9월 2일 화요일 11시에 진행될 Chieh-Hsin Lai의 박사의 세미나 일정을 안내드리오니
관심 있는 학생들의 많은 참석 바랍니다.
* 이미지 파일 확인이 어려울 시 ppt 파일 참고
Abstract
Diffusion models have emerged as the state-of-the-art in generative modeling, producing remarkably high-fidelity images, audio, and more. Despite their success, two major hurdles often limit their practical deployment: the slow, iterative nature of their sampling process and the challenge of aligning their powerful generative capabilities with nuanced human intent.
This talk addresses these two critical challenges in two parts. First, I will present our work on enhancing the controllability of diffusion models by incorporating human feedback directly into the fine-tuning process. We explore how reinforcement learning and preference-based methods can steer generation to better match subjective and complex user intentions, moving beyond the limitations of text-based prompts.
In the second part, I will tackle the issue of sampling efficiency by introducing a novel framework for learning a generative flow map. By reformulating the diffusion process as a direct, one-step mapping from noise to data, our approach enables high-quality synthesis in a single network evaluation. This method, which stems from the principles of diffusion models, significantly accelerates generation without compromising quality. Together, these advancements pave the way for a new generation of diffusion models that are not only powerful but also efficient, controllable, and collaborative.

________________

수행할 작업:
세미나 안내문에서 "This talk addresses"에서 시작해 "of text-based prompts."에서 끝나는 부분을 다시 쓰되, "human feedback" 자리에 "user feedback" 표현을 넣으세요.

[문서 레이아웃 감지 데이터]

________________

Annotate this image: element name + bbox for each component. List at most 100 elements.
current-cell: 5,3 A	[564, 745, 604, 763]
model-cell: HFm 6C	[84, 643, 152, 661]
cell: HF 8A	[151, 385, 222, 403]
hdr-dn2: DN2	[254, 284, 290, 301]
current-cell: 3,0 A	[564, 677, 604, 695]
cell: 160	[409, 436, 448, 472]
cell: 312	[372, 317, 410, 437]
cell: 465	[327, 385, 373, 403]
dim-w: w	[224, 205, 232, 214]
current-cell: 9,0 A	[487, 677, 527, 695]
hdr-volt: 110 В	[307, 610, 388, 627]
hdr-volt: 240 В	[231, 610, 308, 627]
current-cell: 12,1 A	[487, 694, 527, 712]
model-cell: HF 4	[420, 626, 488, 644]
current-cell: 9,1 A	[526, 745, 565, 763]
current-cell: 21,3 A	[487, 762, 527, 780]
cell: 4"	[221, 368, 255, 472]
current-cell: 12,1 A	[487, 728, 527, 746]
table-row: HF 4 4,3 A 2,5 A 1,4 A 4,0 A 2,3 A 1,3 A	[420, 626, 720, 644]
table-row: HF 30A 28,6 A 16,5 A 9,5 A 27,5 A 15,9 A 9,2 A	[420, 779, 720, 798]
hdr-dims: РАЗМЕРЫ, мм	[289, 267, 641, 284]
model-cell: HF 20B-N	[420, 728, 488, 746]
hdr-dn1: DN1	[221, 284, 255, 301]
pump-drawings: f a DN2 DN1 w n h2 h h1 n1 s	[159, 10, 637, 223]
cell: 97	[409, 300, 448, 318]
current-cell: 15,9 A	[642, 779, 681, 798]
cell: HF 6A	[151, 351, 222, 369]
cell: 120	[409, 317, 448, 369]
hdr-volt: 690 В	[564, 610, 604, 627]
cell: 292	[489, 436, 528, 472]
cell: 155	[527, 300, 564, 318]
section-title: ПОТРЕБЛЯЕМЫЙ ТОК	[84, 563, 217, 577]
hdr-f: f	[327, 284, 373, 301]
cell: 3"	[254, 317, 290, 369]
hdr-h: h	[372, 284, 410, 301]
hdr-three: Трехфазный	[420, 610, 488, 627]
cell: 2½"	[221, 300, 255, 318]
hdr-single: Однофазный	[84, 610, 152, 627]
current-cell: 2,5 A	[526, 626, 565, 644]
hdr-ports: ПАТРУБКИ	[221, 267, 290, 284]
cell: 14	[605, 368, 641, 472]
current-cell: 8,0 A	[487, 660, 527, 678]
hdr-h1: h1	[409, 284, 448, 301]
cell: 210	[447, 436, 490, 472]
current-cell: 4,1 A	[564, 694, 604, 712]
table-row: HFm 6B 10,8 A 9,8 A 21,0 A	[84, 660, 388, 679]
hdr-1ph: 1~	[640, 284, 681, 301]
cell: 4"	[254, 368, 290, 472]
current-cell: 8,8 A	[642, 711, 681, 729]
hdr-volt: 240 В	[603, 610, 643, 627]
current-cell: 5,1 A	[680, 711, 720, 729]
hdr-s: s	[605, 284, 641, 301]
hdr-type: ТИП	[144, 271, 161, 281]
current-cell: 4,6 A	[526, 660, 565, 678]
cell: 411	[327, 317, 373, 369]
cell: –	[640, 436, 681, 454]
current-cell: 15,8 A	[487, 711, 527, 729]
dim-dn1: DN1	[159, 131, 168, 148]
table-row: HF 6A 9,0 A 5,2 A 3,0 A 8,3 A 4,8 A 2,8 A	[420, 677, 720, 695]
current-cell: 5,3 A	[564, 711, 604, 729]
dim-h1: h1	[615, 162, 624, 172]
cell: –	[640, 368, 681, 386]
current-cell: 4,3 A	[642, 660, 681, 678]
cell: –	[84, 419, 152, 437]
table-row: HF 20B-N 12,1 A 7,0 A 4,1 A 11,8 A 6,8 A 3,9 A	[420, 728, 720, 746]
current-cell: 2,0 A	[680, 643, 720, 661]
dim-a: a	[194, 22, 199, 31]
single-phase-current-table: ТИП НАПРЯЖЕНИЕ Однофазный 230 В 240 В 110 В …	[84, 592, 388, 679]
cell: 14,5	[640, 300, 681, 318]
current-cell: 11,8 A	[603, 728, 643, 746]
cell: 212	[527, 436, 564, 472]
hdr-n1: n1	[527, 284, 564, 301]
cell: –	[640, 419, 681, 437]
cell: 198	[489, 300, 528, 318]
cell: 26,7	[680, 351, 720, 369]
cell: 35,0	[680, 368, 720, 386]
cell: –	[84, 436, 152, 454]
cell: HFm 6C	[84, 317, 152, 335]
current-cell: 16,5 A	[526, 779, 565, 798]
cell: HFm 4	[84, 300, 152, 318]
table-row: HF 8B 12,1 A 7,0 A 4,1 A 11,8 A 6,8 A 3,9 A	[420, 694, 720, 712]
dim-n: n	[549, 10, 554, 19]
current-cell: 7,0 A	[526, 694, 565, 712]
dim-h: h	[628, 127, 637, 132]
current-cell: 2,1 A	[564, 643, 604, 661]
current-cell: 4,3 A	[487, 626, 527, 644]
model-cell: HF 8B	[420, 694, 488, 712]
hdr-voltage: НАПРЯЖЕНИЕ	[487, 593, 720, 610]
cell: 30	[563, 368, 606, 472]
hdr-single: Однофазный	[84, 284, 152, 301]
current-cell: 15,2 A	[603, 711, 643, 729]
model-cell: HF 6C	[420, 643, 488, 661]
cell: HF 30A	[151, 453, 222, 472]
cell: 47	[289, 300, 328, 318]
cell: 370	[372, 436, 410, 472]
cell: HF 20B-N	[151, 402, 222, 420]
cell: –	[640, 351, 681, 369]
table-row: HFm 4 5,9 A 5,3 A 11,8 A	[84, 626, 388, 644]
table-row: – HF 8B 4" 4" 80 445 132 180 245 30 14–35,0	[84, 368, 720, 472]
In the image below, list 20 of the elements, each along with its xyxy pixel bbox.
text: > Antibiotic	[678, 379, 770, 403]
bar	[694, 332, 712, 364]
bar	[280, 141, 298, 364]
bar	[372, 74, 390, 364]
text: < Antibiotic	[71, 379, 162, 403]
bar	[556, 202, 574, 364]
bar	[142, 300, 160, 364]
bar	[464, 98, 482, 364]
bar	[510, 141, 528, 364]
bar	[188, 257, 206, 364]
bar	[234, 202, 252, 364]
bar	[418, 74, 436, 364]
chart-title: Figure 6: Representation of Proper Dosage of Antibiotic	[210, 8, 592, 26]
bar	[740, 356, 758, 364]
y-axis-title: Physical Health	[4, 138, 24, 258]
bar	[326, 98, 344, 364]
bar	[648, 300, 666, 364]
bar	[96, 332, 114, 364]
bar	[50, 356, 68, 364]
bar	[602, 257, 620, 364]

________________

완료된 작업:
This talk addresses these two critical challenges in two parts. First, I will present our work on enhancing the controllability of diffusion models by incorporating user feedback directly into the fine-tuning process. We explore how reinforcement learning and preference-based methods can steer generation to better match subjective and complex user intentions, moving beyond the limitations of text-based prompts.